* GOAL OF THE EXERCISE
Write out the part of the article on Jackie Levitz's unsolved death that runs between "Shivers’ sister, Jackie" and "to be Levitz’s.", inclusive.

Socialite’s death remains unsolved 20 years later

Published 12:00 am Sunday, December 6, 2015

The morning of Monday, Nov. 20, 1995, is one Nancy Whitten wishes she could forget, but never will.

This year was the 20th anniversary of one of Vicksburg’s and the nation’s most intriguing unsolved mysteries: What happened to 62-year-old millionaire and socialite Mary Jacqueline “Jackie” Levitz?

While getting ready to go to work at her job at the levee board in Tallulah, La., Whitten received a call at her Vicksburg home from long-time friend, Tiki Shivers, who lives in Tallulah.

Shivers’ sister, Jackie Levitz, was living in and in the process of having renovated a home on the river in Vicksburg. Shivers had been unable to reach her, she told Whitten.

Levitz, who was originally from Oak Grove, La., was in the process of relocating to Vicksburg from Palm Beach, Fla.

“Tiki asked if I would mind running by there on my way to work. She said she had tried to get in touch with her sister over the weekend, but hadn’t been able to. She said she was redoing that house. Tiki worried that she may have gotten on a ladder and fallen or had some kind of accident and needed help,” Whitten said. “I told her, of course, I would go by there.”

Whitten said she pulled into the driveway of Levitz’s home overlooking the Mississippi River off Warrenton Road and saw a car, which she assumed to be Levitz’s.

“You actually pull into the driveway from the back of the house. The front of the house actually faces the river,” she said. “I knocked on all of the doors. I called out to her, ‘Jackie, it’s Nancy! Are you in there?’

“I had a friend who lived just a couple of houses down the street. I didn’t have a cell phone at the time, so I went to her house to use the phone and call Tiki and told her about the car being in the driveway, but that no one answered the door. She asked me, ‘Did you try the doors?’ and I told her I did not. Then she asked if I would mind going back and trying the doors and maybe look in the windows, so I did.”

Whitten drove back to Levitz’s home and went to the kitchen area door. It was locked, she said.

Then, she tried the home’s front door.

“I’m not sure it was even closed good. When I touched the knob, the door flew open. That’s when I could hear a TV playing,” Whitten said.

She followed the sound of the television and made her way to Levitz’s bedroom.

* Region boundary data
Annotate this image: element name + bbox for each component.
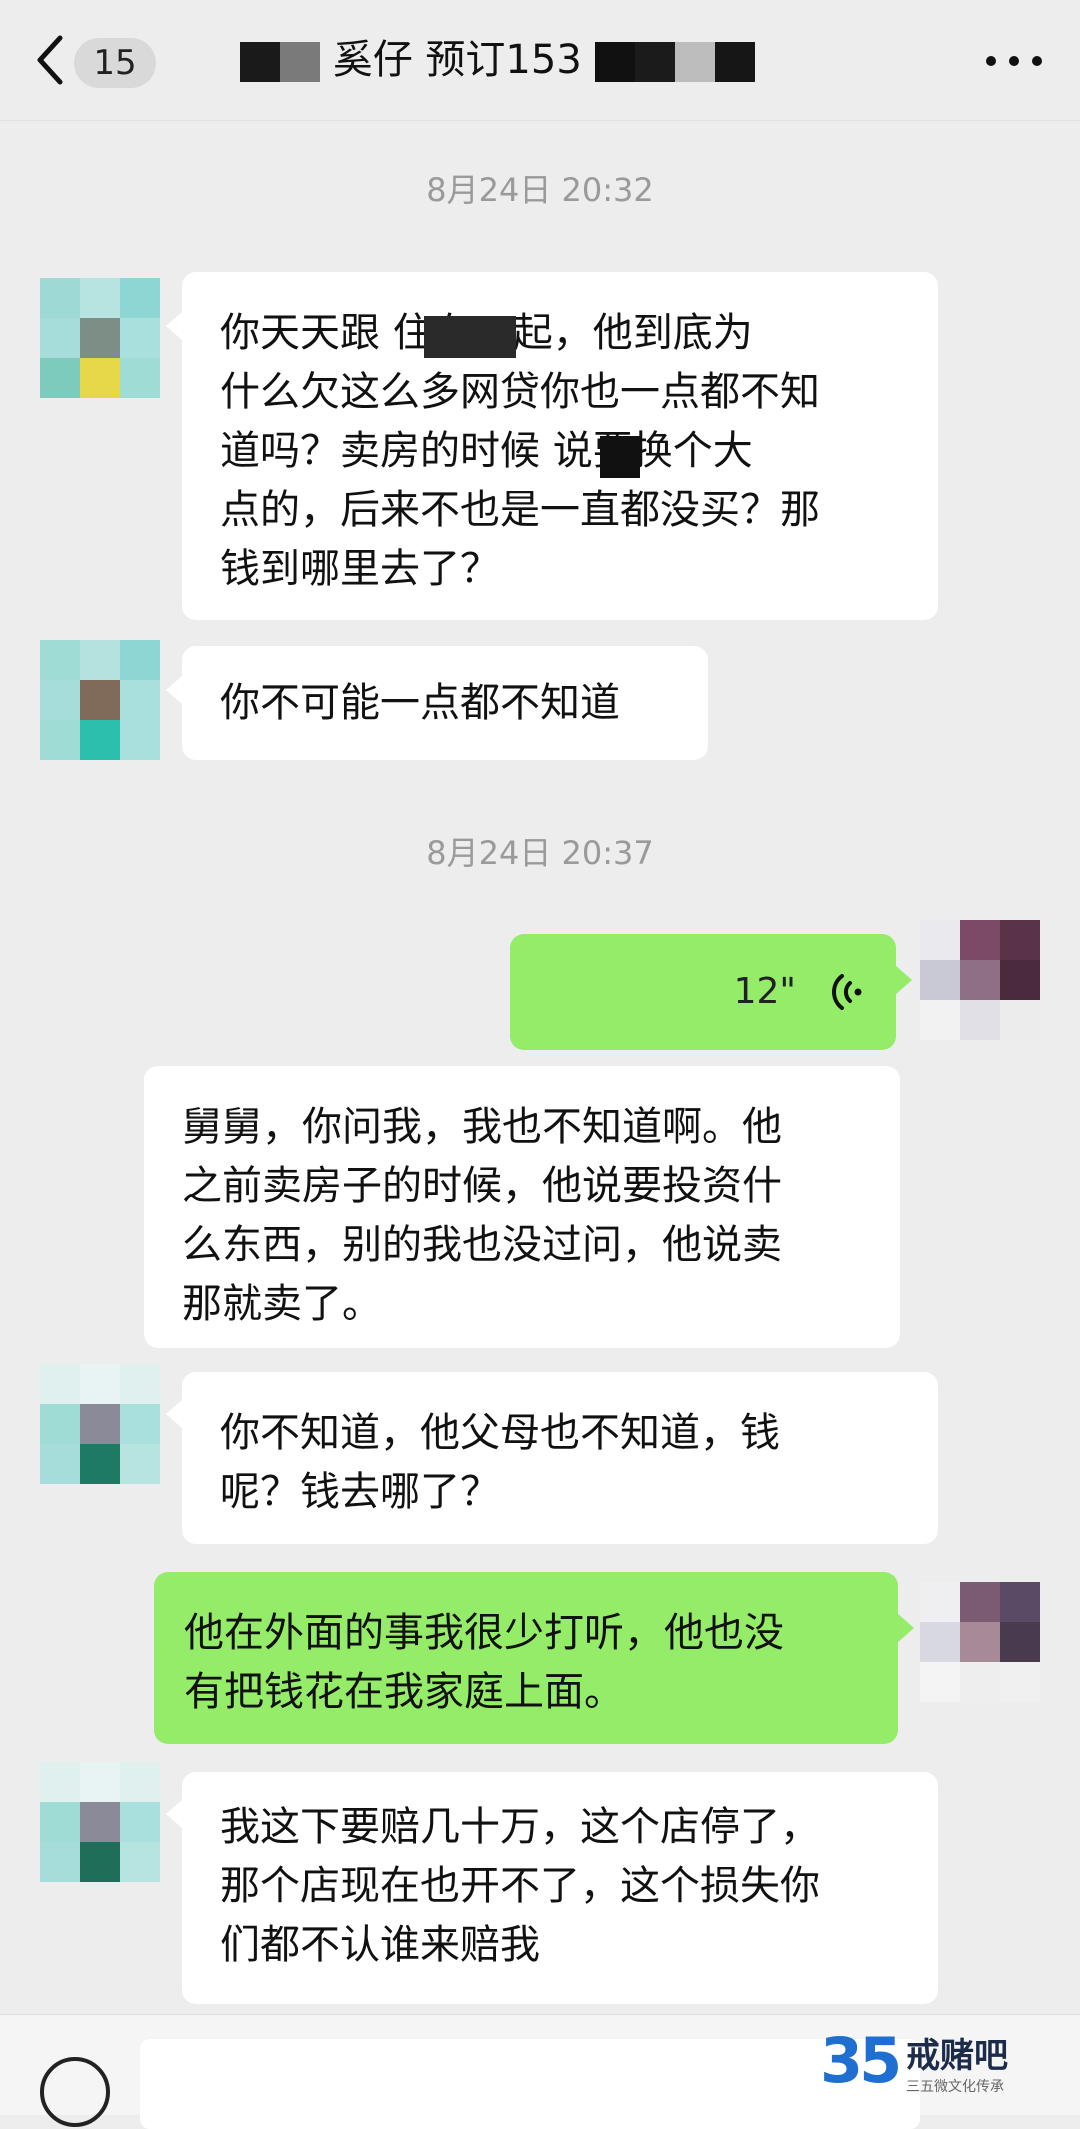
avatar[interactable]	[40, 1762, 160, 1882]
message-line: 我这下要赔几十万，这个店停了，	[220, 1804, 820, 1850]
message-line: 之前卖房子的时候，他说要投资什	[182, 1163, 782, 1209]
avatar[interactable]	[40, 278, 160, 398]
voice-message-bubble[interactable]: 12"	[510, 934, 896, 1050]
message-line: 舅舅，你问我，我也不知道啊。他	[182, 1104, 782, 1150]
timestamp: 8月24日 20:37	[426, 834, 654, 872]
message-bubble[interactable]: 你天天跟 住在一起，他到底为 什么欠这么多网贷你也一点都不知 道吗？卖房的时候 …	[182, 272, 938, 620]
bubble-tail	[896, 966, 912, 994]
watermark-logo: 35 戒赌吧 三五微文化传承	[820, 2020, 1050, 2110]
message-line: 他在外面的事我很少打听，他也没	[184, 1610, 784, 1656]
redaction-block	[600, 436, 640, 478]
message-input[interactable]	[140, 2039, 920, 2129]
redacted-mosaic	[240, 42, 320, 82]
redaction-block	[424, 316, 516, 358]
voice-wave-icon	[832, 974, 862, 1010]
message-line: 道吗？卖房的时候 说要换个大	[220, 428, 753, 474]
chat-title: 奚仔 预订153	[240, 30, 755, 90]
avatar[interactable]	[920, 920, 1040, 1040]
message-line: 呢？钱去哪了？	[220, 1469, 500, 1515]
message-line: 那就卖了。	[182, 1281, 382, 1327]
message-line: 么东西，别的我也没过问，他说卖	[182, 1222, 782, 1268]
watermark-subtitle: 三五微文化传承	[906, 2079, 1004, 2095]
watermark-number: 35	[820, 2024, 902, 2097]
message-bubble[interactable]: 舅舅，你问我，我也不知道啊。他 之前卖房子的时候，他说要投资什 么东西，别的我也…	[144, 1066, 900, 1348]
message-line: 那个店现在也开不了，这个损失你	[220, 1863, 820, 1909]
bubble-tail	[166, 312, 182, 340]
message-line: 钱到哪里去了？	[220, 546, 500, 592]
message-line: 点的，后来不也是一直都没买？那	[220, 487, 820, 533]
message-line: 你不知道，他父母也不知道，钱	[220, 1410, 780, 1456]
unread-count-badge[interactable]: 15	[74, 38, 156, 88]
bubble-tail	[166, 1800, 182, 1828]
chat-header: 15 奚仔 预订153	[0, 0, 1080, 121]
message-line: 什么欠这么多网贷你也一点都不知	[220, 369, 820, 415]
bubble-tail	[898, 1614, 914, 1642]
message-bubble[interactable]: 你不可能一点都不知道	[182, 646, 708, 760]
more-dots-icon[interactable]	[982, 40, 1046, 80]
avatar[interactable]	[40, 640, 160, 760]
watermark-name: 戒赌吧	[906, 2036, 1008, 2076]
message-bubble[interactable]: 我这下要赔几十万，这个店停了， 那个店现在也开不了，这个损失你 们都不认谁来赔我	[182, 1772, 938, 2004]
avatar[interactable]	[920, 1582, 1040, 1702]
redacted-mosaic	[594, 42, 755, 82]
chat-title-text: 奚仔 预订153	[332, 37, 582, 83]
chevron-left-icon[interactable]	[28, 30, 76, 90]
bubble-tail	[166, 676, 182, 704]
message-line: 你不可能一点都不知道	[220, 680, 620, 726]
voice-input-icon[interactable]	[40, 2057, 110, 2127]
message-line: 有把钱花在我家庭上面。	[184, 1669, 624, 1715]
message-bubble[interactable]: 他在外面的事我很少打听，他也没 有把钱花在我家庭上面。	[154, 1572, 898, 1744]
message-line: 们都不认谁来赔我	[220, 1922, 540, 1968]
voice-duration: 12"	[733, 971, 796, 1012]
bubble-tail	[166, 1400, 182, 1428]
message-line: 你天天跟 住在一起，他到底为	[220, 310, 753, 356]
timestamp: 8月24日 20:32	[426, 171, 654, 209]
message-bubble[interactable]: 你不知道，他父母也不知道，钱 呢？钱去哪了？	[182, 1372, 938, 1544]
avatar[interactable]	[40, 1364, 160, 1484]
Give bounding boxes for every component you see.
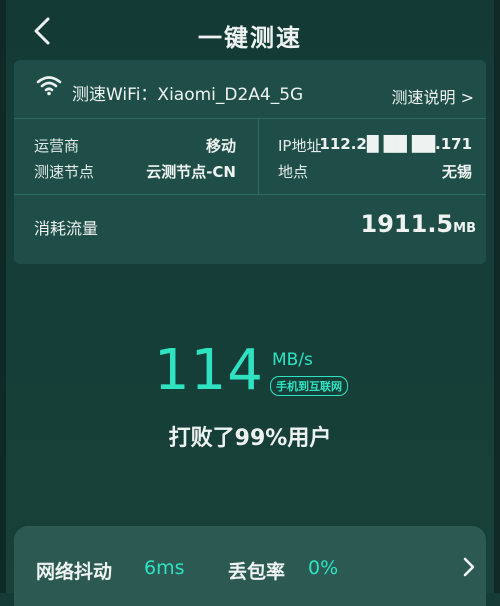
device-edge-left <box>0 0 6 593</box>
location-label: 地点 <box>278 163 309 181</box>
node-value: 云测节点-CN <box>146 163 236 181</box>
network-info-card: 测速WiFi：Xiaomi_D2A4_5G 测速说明 > 运营商 移动 测速节点… <box>14 60 486 264</box>
traffic-label: 消耗流量 <box>34 219 99 238</box>
ip-label: IP地址 <box>278 137 322 155</box>
traffic-value: 1911.5MB <box>361 210 476 238</box>
page-title: 一键测速 <box>198 24 302 52</box>
speed-test-help-link[interactable]: 测速说明 > <box>392 84 475 108</box>
direction-badge: 手机到互联网 <box>270 376 348 396</box>
carrier-label: 运营商 <box>34 137 80 155</box>
speed-result: 114 MB/s 手机到互联网 打败了99%用户 <box>0 338 500 458</box>
node-label: 测速节点 <box>34 163 95 181</box>
wifi-row: 测速WiFi：Xiaomi_D2A4_5G 测速说明 > <box>14 60 486 118</box>
chevron-right-icon <box>463 557 475 577</box>
wifi-name: 测速WiFi：Xiaomi_D2A4_5G <box>72 85 304 105</box>
speed-value: 114 <box>154 338 264 403</box>
packet-loss-value: 0% <box>308 557 339 579</box>
speed-unit: MB/s <box>272 350 313 370</box>
ranking-text: 打败了99%用户 <box>168 426 332 451</box>
ip-value: 112.2█ ██ ██.171 <box>319 135 472 153</box>
traffic-number: 1911.5 <box>360 210 454 238</box>
divider <box>258 118 259 194</box>
device-edge-right <box>494 0 500 593</box>
jitter-value: 6ms <box>144 557 185 579</box>
carrier-value: 移动 <box>205 137 236 155</box>
location-value: 无锡 <box>441 163 472 181</box>
divider <box>14 194 486 195</box>
network-quality-card[interactable]: 网络抖动 6ms 丢包率 0% <box>14 526 486 606</box>
top-bar: 一键测速 <box>0 0 500 66</box>
traffic-unit: MB <box>453 221 476 236</box>
wifi-icon <box>36 76 62 96</box>
jitter-label: 网络抖动 <box>36 561 113 583</box>
packet-loss-label: 丢包率 <box>228 561 286 583</box>
speed-test-screen: 一键测速 测速WiFi：Xiaomi_D2A4_5G 测速说明 > 运营商 移动… <box>0 0 500 606</box>
divider <box>14 118 486 119</box>
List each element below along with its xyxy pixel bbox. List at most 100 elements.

* RESULT OF THIS TASK
Shivers’ sister, Jackie Levitz, was living in and in the process of having renovated a home on the river in Vicksburg. Shivers had been unable to reach her, she told Whitten.

Levitz, who was originally from Oak Grove, La., was in the process of relocating to Vicksburg from Palm Beach, Fla.

“Tiki asked if I would mind running by there on my way to work. She said she had tried to get in touch with her sister over the weekend, but hadn’t been able to. She said she was redoing that house. Tiki worried that she may have gotten on a ladder and fallen or had some kind of accident and needed help,” Whitten said. “I told her, of course, I would go by there.”

Whitten said she pulled into the driveway of Levitz’s home overlooking the Mississippi River off Warrenton Road and saw a car, which she assumed to be Levitz’s.